┌────────

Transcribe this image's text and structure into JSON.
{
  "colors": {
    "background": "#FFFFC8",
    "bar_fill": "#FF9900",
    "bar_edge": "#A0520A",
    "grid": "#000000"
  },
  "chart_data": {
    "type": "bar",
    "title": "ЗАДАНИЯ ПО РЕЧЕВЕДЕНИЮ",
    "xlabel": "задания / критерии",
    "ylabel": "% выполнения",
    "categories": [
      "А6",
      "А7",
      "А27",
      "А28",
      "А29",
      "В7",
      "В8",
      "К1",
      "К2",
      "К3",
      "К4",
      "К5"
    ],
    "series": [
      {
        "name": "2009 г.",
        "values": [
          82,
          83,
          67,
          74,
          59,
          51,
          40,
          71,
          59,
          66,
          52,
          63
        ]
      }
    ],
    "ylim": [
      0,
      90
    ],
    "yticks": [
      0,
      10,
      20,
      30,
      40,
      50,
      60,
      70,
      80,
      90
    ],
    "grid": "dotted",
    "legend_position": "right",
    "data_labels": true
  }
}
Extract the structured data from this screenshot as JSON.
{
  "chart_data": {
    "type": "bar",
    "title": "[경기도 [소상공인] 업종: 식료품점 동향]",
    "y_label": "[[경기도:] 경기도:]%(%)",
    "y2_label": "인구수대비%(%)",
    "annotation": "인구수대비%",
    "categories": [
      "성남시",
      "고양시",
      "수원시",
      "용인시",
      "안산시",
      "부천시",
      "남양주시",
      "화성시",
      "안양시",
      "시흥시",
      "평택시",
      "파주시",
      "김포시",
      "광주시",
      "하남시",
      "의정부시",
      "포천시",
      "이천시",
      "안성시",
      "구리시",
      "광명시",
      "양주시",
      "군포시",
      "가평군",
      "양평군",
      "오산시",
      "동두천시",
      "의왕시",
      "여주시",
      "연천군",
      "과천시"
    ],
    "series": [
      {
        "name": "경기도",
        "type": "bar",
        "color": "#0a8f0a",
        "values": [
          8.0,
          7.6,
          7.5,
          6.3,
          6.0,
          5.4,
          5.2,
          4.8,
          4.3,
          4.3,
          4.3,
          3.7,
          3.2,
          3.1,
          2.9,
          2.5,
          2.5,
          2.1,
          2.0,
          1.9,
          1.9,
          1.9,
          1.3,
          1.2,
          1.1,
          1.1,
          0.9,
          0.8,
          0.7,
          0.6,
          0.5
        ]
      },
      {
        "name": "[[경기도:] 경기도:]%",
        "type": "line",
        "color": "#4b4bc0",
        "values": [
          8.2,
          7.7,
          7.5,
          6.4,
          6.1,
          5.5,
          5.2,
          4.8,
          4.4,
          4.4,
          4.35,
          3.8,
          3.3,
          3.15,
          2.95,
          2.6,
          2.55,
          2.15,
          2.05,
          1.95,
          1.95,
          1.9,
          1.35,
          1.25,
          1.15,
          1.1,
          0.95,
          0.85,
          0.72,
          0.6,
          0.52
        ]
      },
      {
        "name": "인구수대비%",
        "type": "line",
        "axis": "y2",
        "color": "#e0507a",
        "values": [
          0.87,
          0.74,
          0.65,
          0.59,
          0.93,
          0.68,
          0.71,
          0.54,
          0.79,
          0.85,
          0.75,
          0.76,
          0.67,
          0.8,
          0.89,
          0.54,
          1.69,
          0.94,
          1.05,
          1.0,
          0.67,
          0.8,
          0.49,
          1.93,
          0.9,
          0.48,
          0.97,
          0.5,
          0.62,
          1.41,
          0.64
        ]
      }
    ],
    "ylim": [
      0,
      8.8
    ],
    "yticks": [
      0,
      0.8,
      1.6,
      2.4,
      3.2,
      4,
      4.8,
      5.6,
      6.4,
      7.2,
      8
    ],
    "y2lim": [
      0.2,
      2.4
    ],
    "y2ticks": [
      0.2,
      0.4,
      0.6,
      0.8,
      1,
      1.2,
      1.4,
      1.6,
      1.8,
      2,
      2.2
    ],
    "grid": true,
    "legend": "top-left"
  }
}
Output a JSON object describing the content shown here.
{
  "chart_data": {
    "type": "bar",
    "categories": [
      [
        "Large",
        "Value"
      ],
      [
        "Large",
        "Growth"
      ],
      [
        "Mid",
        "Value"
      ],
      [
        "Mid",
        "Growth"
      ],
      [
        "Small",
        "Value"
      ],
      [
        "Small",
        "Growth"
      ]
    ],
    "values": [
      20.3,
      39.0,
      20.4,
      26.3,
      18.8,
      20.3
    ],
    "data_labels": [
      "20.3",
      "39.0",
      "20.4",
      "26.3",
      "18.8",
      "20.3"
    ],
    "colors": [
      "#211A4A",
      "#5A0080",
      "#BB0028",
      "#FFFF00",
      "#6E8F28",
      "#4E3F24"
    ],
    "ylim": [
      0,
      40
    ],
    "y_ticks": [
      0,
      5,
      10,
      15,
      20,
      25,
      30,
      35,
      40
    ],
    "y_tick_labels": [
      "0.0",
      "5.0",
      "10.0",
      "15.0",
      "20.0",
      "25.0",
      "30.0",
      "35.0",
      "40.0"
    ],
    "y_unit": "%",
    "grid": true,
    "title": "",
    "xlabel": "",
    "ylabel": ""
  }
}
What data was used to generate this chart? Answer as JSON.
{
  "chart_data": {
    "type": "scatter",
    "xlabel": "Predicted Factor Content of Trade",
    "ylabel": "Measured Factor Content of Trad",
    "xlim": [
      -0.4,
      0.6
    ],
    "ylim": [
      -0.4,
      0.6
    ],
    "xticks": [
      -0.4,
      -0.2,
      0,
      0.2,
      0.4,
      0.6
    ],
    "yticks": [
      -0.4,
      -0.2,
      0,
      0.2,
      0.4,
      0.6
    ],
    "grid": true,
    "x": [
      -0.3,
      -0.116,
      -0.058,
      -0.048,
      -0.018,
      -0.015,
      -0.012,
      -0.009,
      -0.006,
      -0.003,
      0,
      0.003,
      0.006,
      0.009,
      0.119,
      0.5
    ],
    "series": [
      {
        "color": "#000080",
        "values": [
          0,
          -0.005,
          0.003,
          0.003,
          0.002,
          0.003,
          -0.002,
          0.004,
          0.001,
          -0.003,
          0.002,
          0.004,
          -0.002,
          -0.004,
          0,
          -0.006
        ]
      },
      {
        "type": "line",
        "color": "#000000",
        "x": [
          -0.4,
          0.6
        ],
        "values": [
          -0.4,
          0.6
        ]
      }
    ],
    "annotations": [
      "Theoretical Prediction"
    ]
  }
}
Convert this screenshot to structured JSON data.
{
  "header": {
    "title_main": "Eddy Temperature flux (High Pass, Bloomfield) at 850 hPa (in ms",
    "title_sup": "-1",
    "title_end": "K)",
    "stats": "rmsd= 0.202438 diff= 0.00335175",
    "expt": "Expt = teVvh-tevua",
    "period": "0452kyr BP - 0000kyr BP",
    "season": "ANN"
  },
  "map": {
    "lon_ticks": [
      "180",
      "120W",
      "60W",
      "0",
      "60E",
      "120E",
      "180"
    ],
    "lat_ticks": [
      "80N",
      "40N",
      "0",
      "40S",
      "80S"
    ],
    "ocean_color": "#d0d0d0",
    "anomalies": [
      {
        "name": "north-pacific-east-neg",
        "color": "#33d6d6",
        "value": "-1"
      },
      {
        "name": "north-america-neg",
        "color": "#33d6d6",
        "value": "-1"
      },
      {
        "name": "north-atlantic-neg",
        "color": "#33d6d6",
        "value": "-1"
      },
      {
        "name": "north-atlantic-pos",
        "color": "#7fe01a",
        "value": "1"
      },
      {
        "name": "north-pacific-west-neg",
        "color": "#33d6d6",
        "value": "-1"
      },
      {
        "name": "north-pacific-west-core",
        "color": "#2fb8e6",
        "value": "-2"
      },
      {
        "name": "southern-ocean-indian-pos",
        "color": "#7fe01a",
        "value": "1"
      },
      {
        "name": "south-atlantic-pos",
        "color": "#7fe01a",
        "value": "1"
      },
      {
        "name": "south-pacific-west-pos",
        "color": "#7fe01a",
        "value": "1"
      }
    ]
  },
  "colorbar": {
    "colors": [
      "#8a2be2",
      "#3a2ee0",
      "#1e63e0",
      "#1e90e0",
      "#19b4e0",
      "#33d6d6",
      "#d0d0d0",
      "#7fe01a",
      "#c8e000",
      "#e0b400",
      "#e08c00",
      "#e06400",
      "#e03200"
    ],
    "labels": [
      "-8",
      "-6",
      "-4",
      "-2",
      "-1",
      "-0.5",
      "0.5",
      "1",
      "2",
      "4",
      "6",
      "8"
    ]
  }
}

└────────

### Required task
Go through the entries above and pull out each line with "JSON" in it.

### Final answer
Transcribe this image's text and structure into JSON.
Extract the structured data from this screenshot as JSON.
Output a JSON object describing the content shown here.
What data was used to generate this chart? Answer as JSON.
Convert this screenshot to structured JSON data.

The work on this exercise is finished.